Quote the listing below line for line, leaving out the pictures.

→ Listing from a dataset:
__________

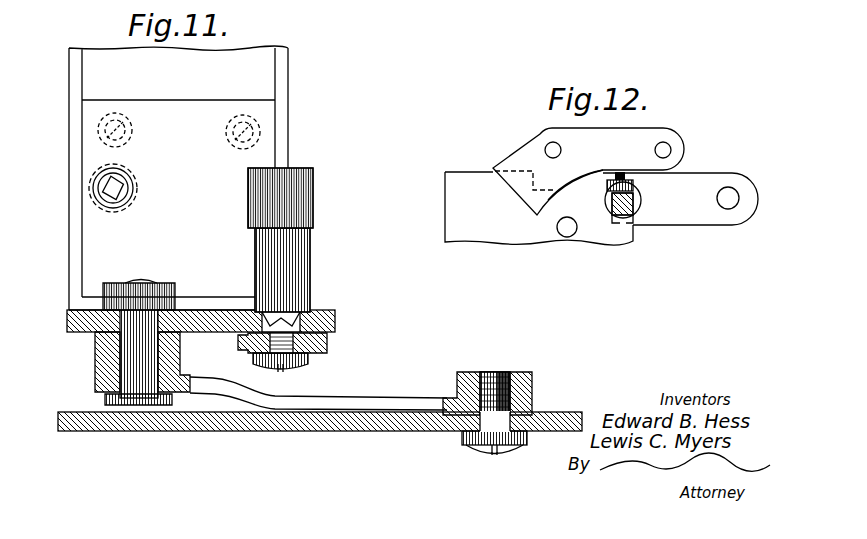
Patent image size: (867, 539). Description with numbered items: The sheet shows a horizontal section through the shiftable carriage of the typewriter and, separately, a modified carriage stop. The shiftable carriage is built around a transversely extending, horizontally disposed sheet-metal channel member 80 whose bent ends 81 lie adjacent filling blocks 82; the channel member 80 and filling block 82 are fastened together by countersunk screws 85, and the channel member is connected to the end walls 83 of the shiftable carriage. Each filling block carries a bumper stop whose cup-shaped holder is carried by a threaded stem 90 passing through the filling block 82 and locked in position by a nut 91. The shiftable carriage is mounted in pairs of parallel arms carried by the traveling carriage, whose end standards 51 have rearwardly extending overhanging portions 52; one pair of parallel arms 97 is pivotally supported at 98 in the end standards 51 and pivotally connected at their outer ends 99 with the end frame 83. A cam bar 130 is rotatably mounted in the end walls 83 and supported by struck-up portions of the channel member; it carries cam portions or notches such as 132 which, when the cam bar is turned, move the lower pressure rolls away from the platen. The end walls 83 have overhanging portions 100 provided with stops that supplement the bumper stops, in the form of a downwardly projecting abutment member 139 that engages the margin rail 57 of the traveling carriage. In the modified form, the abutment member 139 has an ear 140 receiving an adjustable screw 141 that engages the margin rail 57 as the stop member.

In FIG. 11, the end standards 51 is at (363, 433).
In FIG. 11, the channel member 80 is at (178, 178).
In FIG. 11, the bent ends 81 is at (205, 308).
In FIG. 11, the filling blocks 82 is at (178, 219).
In FIG. 11, the end walls 83 is at (67, 320).
In FIG. 11, the counter-sunk screws 85 is at (227, 131).
In FIG. 11, the threaded stem 90 is at (98, 197).
In FIG. 11, the nut 91 is at (97, 185).
In FIG. 11, the parallel arms 97 is at (374, 400).
In FIG. 11, the pivot 98 is at (457, 388).
In FIG. 11, the outer ends 99 is at (103, 397).
In FIG. 11, the cam bar 130 is at (311, 366).
In FIG. 11, the cam portion 132 is at (308, 273).
In FIG. 12, the overhanging portions 100 is at (588, 171).
In FIG. 12, the overhanging portions 52 is at (698, 225).
In FIG. 12, the margin rail 57 is at (626, 211).
In FIG. 12, the abutment member 139 is at (620, 178).
In FIG. 12, the ear 140 is at (606, 186).
In FIG. 12, the adjustable screw 141 is at (617, 172).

__________

→ TASK ANSWER:
Patent image size: (867, 539). Description with numbered items: The sheet shows a horizontal section through the shiftable carriage of the typewriter and, separately, a modified carriage stop. The shiftable carriage is built around a transversely extending, horizontally disposed sheet-metal channel member 80 whose bent ends 81 lie adjacent filling blocks 82; the channel member 80 and filling block 82 are fastened together by countersunk screws 85, and the channel member is connected to the end walls 83 of the shiftable carriage. Each filling block carries a bumper stop whose cup-shaped holder is carried by a threaded stem 90 passing through the filling block 82 and locked in position by a nut 91. The shiftable carriage is mounted in pairs of parallel arms carried by the traveling carriage, whose end standards 51 have rearwardly extending overhanging portions 52; one pair of parallel arms 97 is pivotally supported at 98 in the end standards 51 and pivotally connected at their outer ends 99 with the end frame 83. A cam bar 130 is rotatably mounted in the end walls 83 and supported by struck-up portions of the channel member; it carries cam portions or notches such as 132 which, when the cam bar is turned, move the lower pressure rolls away from the platen. The end walls 83 have overhanging portions 100 provided with stops that supplement the bumper stops, in the form of a downwardly projecting abutment member 139 that engages the margin rail 57 of the traveling carriage. In the modified form, the abutment member 139 has an ear 140 receiving an adjustable screw 141 that engages the margin rail 57 as the stop member.

In FIG. 11, the end standards 51 is at (363, 433).
In FIG. 11, the channel member 80 is at (178, 178).
In FIG. 11, the bent ends 81 is at (205, 308).
In FIG. 11, the filling blocks 82 is at (178, 219).
In FIG. 11, the end walls 83 is at (67, 320).
In FIG. 11, the counter-sunk screws 85 is at (227, 131).
In FIG. 11, the threaded stem 90 is at (98, 197).
In FIG. 11, the nut 91 is at (97, 185).
In FIG. 11, the parallel arms 97 is at (374, 400).
In FIG. 11, the pivot 98 is at (457, 388).
In FIG. 11, the outer ends 99 is at (103, 397).
In FIG. 11, the cam bar 130 is at (311, 366).
In FIG. 11, the cam portion 132 is at (308, 273).
In FIG. 12, the overhanging portions 100 is at (588, 171).
In FIG. 12, the overhanging portions 52 is at (698, 225).
In FIG. 12, the margin rail 57 is at (626, 211).
In FIG. 12, the abutment member 139 is at (620, 178).
In FIG. 12, the ear 140 is at (606, 186).
In FIG. 12, the adjustable screw 141 is at (617, 172).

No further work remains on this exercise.